▸ **Task requirements**: Output every entry exactly as written.

== Records for the task ==

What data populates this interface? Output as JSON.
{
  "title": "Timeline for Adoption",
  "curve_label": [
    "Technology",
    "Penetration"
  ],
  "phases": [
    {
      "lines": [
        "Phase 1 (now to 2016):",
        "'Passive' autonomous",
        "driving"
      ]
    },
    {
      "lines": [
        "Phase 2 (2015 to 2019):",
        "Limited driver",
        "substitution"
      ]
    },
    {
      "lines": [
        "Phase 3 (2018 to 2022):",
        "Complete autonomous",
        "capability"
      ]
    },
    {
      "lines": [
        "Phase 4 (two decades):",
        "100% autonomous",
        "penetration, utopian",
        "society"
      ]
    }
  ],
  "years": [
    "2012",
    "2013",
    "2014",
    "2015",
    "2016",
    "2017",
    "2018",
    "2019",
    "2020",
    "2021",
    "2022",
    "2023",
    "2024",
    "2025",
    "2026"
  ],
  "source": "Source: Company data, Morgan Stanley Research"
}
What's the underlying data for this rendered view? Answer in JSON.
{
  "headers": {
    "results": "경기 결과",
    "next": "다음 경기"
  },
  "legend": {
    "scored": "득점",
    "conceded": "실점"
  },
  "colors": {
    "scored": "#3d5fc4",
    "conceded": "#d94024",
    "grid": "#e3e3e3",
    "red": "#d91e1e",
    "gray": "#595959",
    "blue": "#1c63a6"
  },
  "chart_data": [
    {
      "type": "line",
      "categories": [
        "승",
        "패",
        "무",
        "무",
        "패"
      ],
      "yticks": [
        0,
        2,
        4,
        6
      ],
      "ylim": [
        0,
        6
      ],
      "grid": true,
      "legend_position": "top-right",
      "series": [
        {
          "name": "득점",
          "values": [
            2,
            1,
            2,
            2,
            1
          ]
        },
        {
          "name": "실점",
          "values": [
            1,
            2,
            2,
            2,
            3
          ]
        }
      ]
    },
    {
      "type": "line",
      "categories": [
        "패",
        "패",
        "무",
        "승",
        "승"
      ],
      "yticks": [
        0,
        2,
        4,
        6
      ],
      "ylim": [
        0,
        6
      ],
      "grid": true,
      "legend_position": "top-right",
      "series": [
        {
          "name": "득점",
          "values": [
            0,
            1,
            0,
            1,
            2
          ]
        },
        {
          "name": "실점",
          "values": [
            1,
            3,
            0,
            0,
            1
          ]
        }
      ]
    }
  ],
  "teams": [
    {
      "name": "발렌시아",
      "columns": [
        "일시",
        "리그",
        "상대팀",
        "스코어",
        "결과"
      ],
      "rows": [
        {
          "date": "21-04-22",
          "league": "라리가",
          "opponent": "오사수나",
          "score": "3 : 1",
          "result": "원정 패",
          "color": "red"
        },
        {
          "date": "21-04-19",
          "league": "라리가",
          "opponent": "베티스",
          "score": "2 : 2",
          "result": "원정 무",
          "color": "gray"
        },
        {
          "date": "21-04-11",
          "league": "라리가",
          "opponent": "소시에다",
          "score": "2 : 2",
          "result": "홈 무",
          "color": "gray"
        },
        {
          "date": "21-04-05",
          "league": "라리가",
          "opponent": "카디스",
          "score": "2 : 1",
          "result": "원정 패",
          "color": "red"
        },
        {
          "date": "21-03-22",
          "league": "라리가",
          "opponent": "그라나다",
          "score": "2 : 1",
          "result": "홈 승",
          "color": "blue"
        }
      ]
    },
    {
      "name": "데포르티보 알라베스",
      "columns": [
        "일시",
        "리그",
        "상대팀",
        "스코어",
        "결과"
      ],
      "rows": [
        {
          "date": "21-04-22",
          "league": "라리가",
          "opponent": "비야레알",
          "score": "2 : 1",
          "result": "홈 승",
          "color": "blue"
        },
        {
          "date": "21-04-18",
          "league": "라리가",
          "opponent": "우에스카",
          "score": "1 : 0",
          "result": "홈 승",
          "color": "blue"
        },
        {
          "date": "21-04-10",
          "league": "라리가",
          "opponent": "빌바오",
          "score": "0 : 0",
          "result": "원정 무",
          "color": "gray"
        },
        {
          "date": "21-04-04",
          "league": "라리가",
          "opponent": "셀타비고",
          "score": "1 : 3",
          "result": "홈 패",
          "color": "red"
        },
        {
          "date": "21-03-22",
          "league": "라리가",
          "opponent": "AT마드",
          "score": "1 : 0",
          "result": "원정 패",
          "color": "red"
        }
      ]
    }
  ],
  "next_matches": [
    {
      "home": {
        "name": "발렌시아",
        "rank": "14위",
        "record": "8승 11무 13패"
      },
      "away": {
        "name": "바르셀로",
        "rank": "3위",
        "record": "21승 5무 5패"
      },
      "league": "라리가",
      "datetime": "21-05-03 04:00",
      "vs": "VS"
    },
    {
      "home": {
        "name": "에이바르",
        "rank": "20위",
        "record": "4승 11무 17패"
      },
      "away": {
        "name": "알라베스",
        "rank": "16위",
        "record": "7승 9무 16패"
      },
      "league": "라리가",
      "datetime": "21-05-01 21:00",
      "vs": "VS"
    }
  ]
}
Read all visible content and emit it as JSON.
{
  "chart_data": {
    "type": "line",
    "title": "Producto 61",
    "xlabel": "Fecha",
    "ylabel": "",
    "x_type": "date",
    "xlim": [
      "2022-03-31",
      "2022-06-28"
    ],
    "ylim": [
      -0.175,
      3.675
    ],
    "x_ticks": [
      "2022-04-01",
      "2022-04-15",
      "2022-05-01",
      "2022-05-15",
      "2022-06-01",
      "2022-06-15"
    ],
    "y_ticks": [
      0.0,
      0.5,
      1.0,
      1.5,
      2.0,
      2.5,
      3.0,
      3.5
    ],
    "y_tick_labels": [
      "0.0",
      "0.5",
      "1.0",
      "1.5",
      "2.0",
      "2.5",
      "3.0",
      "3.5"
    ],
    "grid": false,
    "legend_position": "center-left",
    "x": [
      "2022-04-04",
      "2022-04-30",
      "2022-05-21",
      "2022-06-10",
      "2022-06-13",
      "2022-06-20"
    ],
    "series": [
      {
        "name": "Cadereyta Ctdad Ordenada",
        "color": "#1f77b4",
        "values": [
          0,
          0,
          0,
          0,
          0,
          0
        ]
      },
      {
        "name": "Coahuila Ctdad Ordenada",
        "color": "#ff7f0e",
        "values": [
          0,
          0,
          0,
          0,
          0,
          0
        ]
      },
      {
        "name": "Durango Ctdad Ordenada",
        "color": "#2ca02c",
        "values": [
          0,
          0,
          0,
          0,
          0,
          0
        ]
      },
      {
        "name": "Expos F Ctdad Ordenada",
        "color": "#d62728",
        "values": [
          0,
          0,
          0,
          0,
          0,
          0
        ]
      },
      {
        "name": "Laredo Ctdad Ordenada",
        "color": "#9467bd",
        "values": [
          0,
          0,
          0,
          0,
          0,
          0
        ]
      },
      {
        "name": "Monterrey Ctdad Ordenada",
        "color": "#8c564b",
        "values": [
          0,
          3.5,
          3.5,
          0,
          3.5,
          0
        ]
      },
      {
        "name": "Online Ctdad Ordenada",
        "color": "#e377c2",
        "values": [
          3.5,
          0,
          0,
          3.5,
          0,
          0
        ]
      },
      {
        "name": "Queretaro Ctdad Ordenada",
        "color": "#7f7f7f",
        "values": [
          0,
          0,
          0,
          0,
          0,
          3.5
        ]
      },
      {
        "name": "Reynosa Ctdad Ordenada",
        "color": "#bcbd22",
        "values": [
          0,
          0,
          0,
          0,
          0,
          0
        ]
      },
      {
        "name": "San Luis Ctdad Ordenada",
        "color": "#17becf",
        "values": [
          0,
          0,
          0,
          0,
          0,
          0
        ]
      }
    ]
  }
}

===

▸ **Result**:
What data populates this interface? Output as JSON.
{
  "title": "Timeline for Adoption",
  "curve_label": [
    "Technology",
    "Penetration"
  ],
  "phases": [
    {
      "lines": [
        "Phase 1 (now to 2016):",
        "'Passive' autonomous",
        "driving"
      ]
    },
    {
      "lines": [
        "Phase 2 (2015 to 2019):",
        "Limited driver",
        "substitution"
      ]
    },
    {
      "lines": [
        "Phase 3 (2018 to 2022):",
        "Complete autonomous",
        "capability"
      ]
    },
    {
      "lines": [
        "Phase 4 (two decades):",
        "100% autonomous",
        "penetration, utopian",
        "society"
      ]
    }
  ],
  "years": [
    "2012",
    "2013",
    "2014",
    "2015",
    "2016",
    "2017",
    "2018",
    "2019",
    "2020",
    "2021",
    "2022",
    "2023",
    "2024",
    "2025",
    "2026"
  ],
  "source": "Source: Company data, Morgan Stanley Research"
}
What's the underlying data for this rendered view? Answer in JSON.
{
  "headers": {
    "results": "경기 결과",
    "next": "다음 경기"
  },
  "legend": {
    "scored": "득점",
    "conceded": "실점"
  },
  "colors": {
    "scored": "#3d5fc4",
    "conceded": "#d94024",
    "grid": "#e3e3e3",
    "red": "#d91e1e",
    "gray": "#595959",
    "blue": "#1c63a6"
  },
  "chart_data": [
    {
      "type": "line",
      "categories": [
        "승",
        "패",
        "무",
        "무",
        "패"
      ],
      "yticks": [
        0,
        2,
        4,
        6
      ],
      "ylim": [
        0,
        6
      ],
      "grid": true,
      "legend_position": "top-right",
      "series": [
        {
          "name": "득점",
          "values": [
            2,
            1,
            2,
            2,
            1
          ]
        },
        {
          "name": "실점",
          "values": [
            1,
            2,
            2,
            2,
            3
          ]
        }
      ]
    },
    {
      "type": "line",
      "categories": [
        "패",
        "패",
        "무",
        "승",
        "승"
      ],
      "yticks": [
        0,
        2,
        4,
        6
      ],
      "ylim": [
        0,
        6
      ],
      "grid": true,
      "legend_position": "top-right",
      "series": [
        {
          "name": "득점",
          "values": [
            0,
            1,
            0,
            1,
            2
          ]
        },
        {
          "name": "실점",
          "values": [
            1,
            3,
            0,
            0,
            1
          ]
        }
      ]
    }
  ],
  "teams": [
    {
      "name": "발렌시아",
      "columns": [
        "일시",
        "리그",
        "상대팀",
        "스코어",
        "결과"
      ],
      "rows": [
        {
          "date": "21-04-22",
          "league": "라리가",
          "opponent": "오사수나",
          "score": "3 : 1",
          "result": "원정 패",
          "color": "red"
        },
        {
          "date": "21-04-19",
          "league": "라리가",
          "opponent": "베티스",
          "score": "2 : 2",
          "result": "원정 무",
          "color": "gray"
        },
        {
          "date": "21-04-11",
          "league": "라리가",
          "opponent": "소시에다",
          "score": "2 : 2",
          "result": "홈 무",
          "color": "gray"
        },
        {
          "date": "21-04-05",
          "league": "라리가",
          "opponent": "카디스",
          "score": "2 : 1",
          "result": "원정 패",
          "color": "red"
        },
        {
          "date": "21-03-22",
          "league": "라리가",
          "opponent": "그라나다",
          "score": "2 : 1",
          "result": "홈 승",
          "color": "blue"
        }
      ]
    },
    {
      "name": "데포르티보 알라베스",
      "columns": [
        "일시",
        "리그",
        "상대팀",
        "스코어",
        "결과"
      ],
      "rows": [
        {
          "date": "21-04-22",
          "league": "라리가",
          "opponent": "비야레알",
          "score": "2 : 1",
          "result": "홈 승",
          "color": "blue"
        },
        {
          "date": "21-04-18",
          "league": "라리가",
          "opponent": "우에스카",
          "score": "1 : 0",
          "result": "홈 승",
          "color": "blue"
        },
        {
          "date": "21-04-10",
          "league": "라리가",
          "opponent": "빌바오",
          "score": "0 : 0",
          "result": "원정 무",
          "color": "gray"
        },
        {
          "date": "21-04-04",
          "league": "라리가",
          "opponent": "셀타비고",
          "score": "1 : 3",
          "result": "홈 패",
          "color": "red"
        },
        {
          "date": "21-03-22",
          "league": "라리가",
          "opponent": "AT마드",
          "score": "1 : 0",
          "result": "원정 패",
          "color": "red"
        }
      ]
    }
  ],
  "next_matches": [
    {
      "home": {
        "name": "발렌시아",
        "rank": "14위",
        "record": "8승 11무 13패"
      },
      "away": {
        "name": "바르셀로",
        "rank": "3위",
        "record": "21승 5무 5패"
      },
      "league": "라리가",
      "datetime": "21-05-03 04:00",
      "vs": "VS"
    },
    {
      "home": {
        "name": "에이바르",
        "rank": "20위",
        "record": "4승 11무 17패"
      },
      "away": {
        "name": "알라베스",
        "rank": "16위",
        "record": "7승 9무 16패"
      },
      "league": "라리가",
      "datetime": "21-05-01 21:00",
      "vs": "VS"
    }
  ]
}
Read all visible content and emit it as JSON.
{
  "chart_data": {
    "type": "line",
    "title": "Producto 61",
    "xlabel": "Fecha",
    "ylabel": "",
    "x_type": "date",
    "xlim": [
      "2022-03-31",
      "2022-06-28"
    ],
    "ylim": [
      -0.175,
      3.675
    ],
    "x_ticks": [
      "2022-04-01",
      "2022-04-15",
      "2022-05-01",
      "2022-05-15",
      "2022-06-01",
      "2022-06-15"
    ],
    "y_ticks": [
      0.0,
      0.5,
      1.0,
      1.5,
      2.0,
      2.5,
      3.0,
      3.5
    ],
    "y_tick_labels": [
      "0.0",
      "0.5",
      "1.0",
      "1.5",
      "2.0",
      "2.5",
      "3.0",
      "3.5"
    ],
    "grid": false,
    "legend_position": "center-left",
    "x": [
      "2022-04-04",
      "2022-04-30",
      "2022-05-21",
      "2022-06-10",
      "2022-06-13",
      "2022-06-20"
    ],
    "series": [
      {
        "name": "Cadereyta Ctdad Ordenada",
        "color": "#1f77b4",
        "values": [
          0,
          0,
          0,
          0,
          0,
          0
        ]
      },
      {
        "name": "Coahuila Ctdad Ordenada",
        "color": "#ff7f0e",
        "values": [
          0,
          0,
          0,
          0,
          0,
          0
        ]
      },
      {
        "name": "Durango Ctdad Ordenada",
        "color": "#2ca02c",
        "values": [
          0,
          0,
          0,
          0,
          0,
          0
        ]
      },
      {
        "name": "Expos F Ctdad Ordenada",
        "color": "#d62728",
        "values": [
          0,
          0,
          0,
          0,
          0,
          0
        ]
      },
      {
        "name": "Laredo Ctdad Ordenada",
        "color": "#9467bd",
        "values": [
          0,
          0,
          0,
          0,
          0,
          0
        ]
      },
      {
        "name": "Monterrey Ctdad Ordenada",
        "color": "#8c564b",
        "values": [
          0,
          3.5,
          3.5,
          0,
          3.5,
          0
        ]
      },
      {
        "name": "Online Ctdad Ordenada",
        "color": "#e377c2",
        "values": [
          3.5,
          0,
          0,
          3.5,
          0,
          0
        ]
      },
      {
        "name": "Queretaro Ctdad Ordenada",
        "color": "#7f7f7f",
        "values": [
          0,
          0,
          0,
          0,
          0,
          3.5
        ]
      },
      {
        "name": "Reynosa Ctdad Ordenada",
        "color": "#bcbd22",
        "values": [
          0,
          0,
          0,
          0,
          0,
          0
        ]
      },
      {
        "name": "San Luis Ctdad Ordenada",
        "color": "#17becf",
        "values": [
          0,
          0,
          0,
          0,
          0,
          0
        ]
      }
    ]
  }
}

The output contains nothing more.